— Teks Halaman —
━━━━

Nganjuk-Jakarta
Di Jakarta saya melihat yang tidak saya lihat di Nganjuk. Misalnya, gedung pencakar langit yang terdiri atas puluhan lantai. Kendaraan bernama bajaj juga tidak saya temui di Nganjuk, tetapi saya jumpai di Jakarta. Di Jakarta saya juga menjumpai jalur untuk bus way yang tentu saja tidak saya temui di Nganjuk. Di Jakarta saya juga menjumpai kemacetan, tetapi tidak saya jumpai di Nganjuk. Di Jakarta, saya juga kali pertama melihat Monumen Nasional (Monas) dengan mata kapala saya sendiri.
Sebelumnya, saya hanya melihat itu semua lewat televisi. Di sana pula, saya melihat gedung pusat tiga stasiun televisi nasional. Monorel yang masih mangkrak, Jackmania, jalur three in one, joki, mobil-mobil mewah yang lalu lalang, sampai parkir mobil di lantai lima.
Dua paragraf itu mengawali tulisan di Oktober ini. Perjalanan dengan kereta bisnis dari Nganjuk ke Jakarta sejak Senin, 25 Oktober 2010 sampai dengan Minggu pagi, 31 Oktober 2010 lalu ingin saya abadikan lewat tulisan ini. Mereka yang pernah mengenal Jakarta tentu tak asing lagi dengan ibu kota negara Indonesia itu. Namun, ada kesan tersendiri untuk saya yang kala itu pertama kali ke Jakarta.
Senin sore itu bertepatan dengan waktu maghrib sebuah kereta bisnis yang akan membawa saya ke Jakarta tiba. Saya sengaja memilih kereta bisnis yang harga tiketnya Rp 140.000,-. Itu tarif untuk Senin sampai Kamis. Jumat sampai Minggu Rp 160.000,-. Kereta kelas ekonomi harga tiketnya sekitar Rp 50.000,-.

━━━━

— Data Tercatat —
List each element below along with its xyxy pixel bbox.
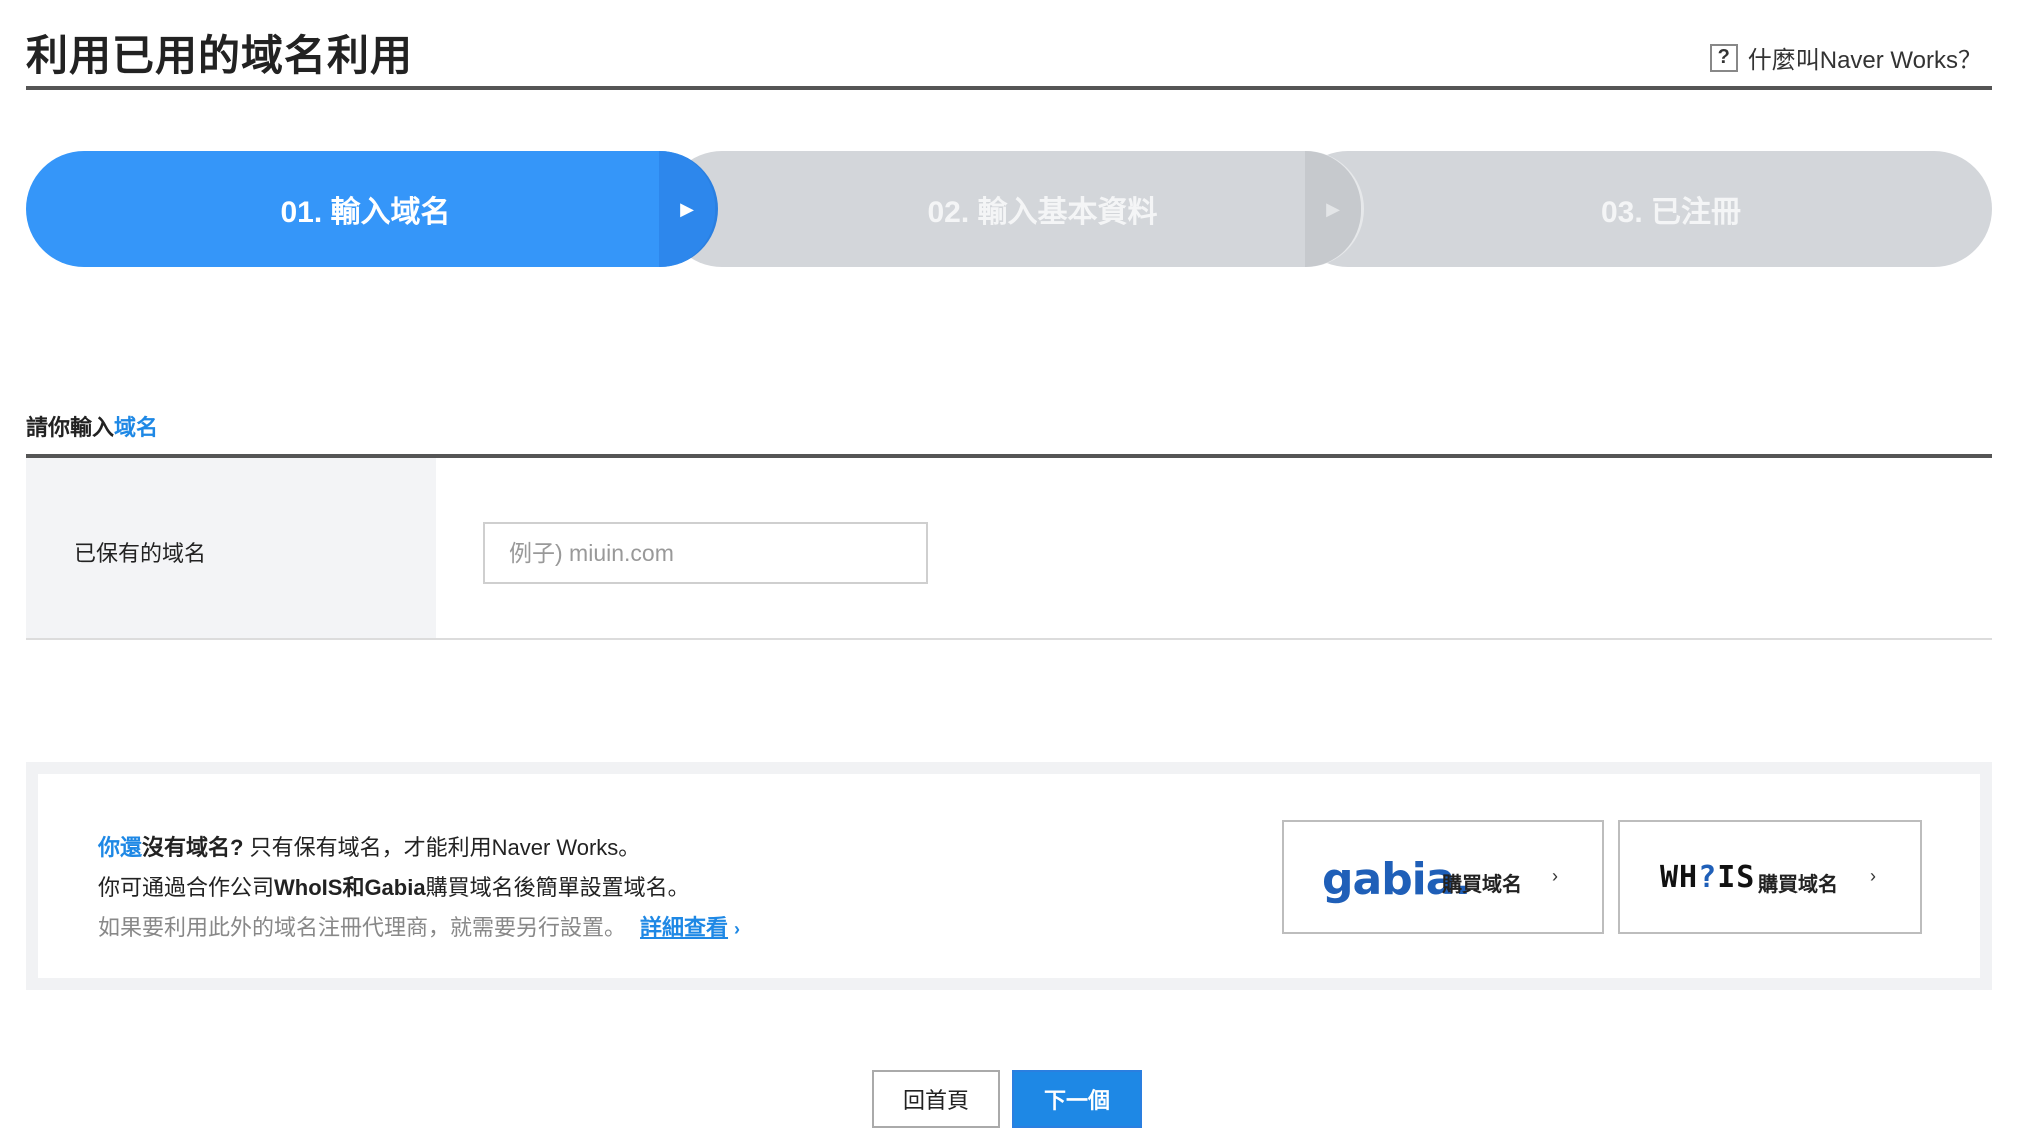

━━━━

— Soal untuk Dikerjakan —
• 1. Salin kata demi kata bagian teks halaman tentang perjalanan Nganjuk-Jakarta, dimulai dari kata-kata yang memuat "Sebelumnya, saya hanya" dan berhenti setelah "di lantai lima.".
• 2. Terjemahkan kalimat "Saya sengaja memilih kereta bisnis yang harga tiketnya Rp 140.000,-." dari teks halaman tentang perjalanan Nganjuk-Jakarta ke dalam bahasa Inggris.
• 3. Menurut teks halaman tentang perjalanan Nganjuk-Jakarta, berapa kisaran harga tiket kereta kelas ekonomi?

— Sebagai Jawaban —
• 1.
Sebelumnya, saya hanya melihat itu semua lewat televisi. Di sana pula, saya melihat gedung pusat tiga stasiun televisi nasional. Monorel yang masih mangkrak, Jackmania, jalur three in one, joki, mobil-mobil mewah yang lalu lalang, sampai parkir mobil di lantai lima.

• 2. I deliberately chose a business-class train with a ticket price of Rp 140,000.

• 3. Sekitar Rp 50.000,-.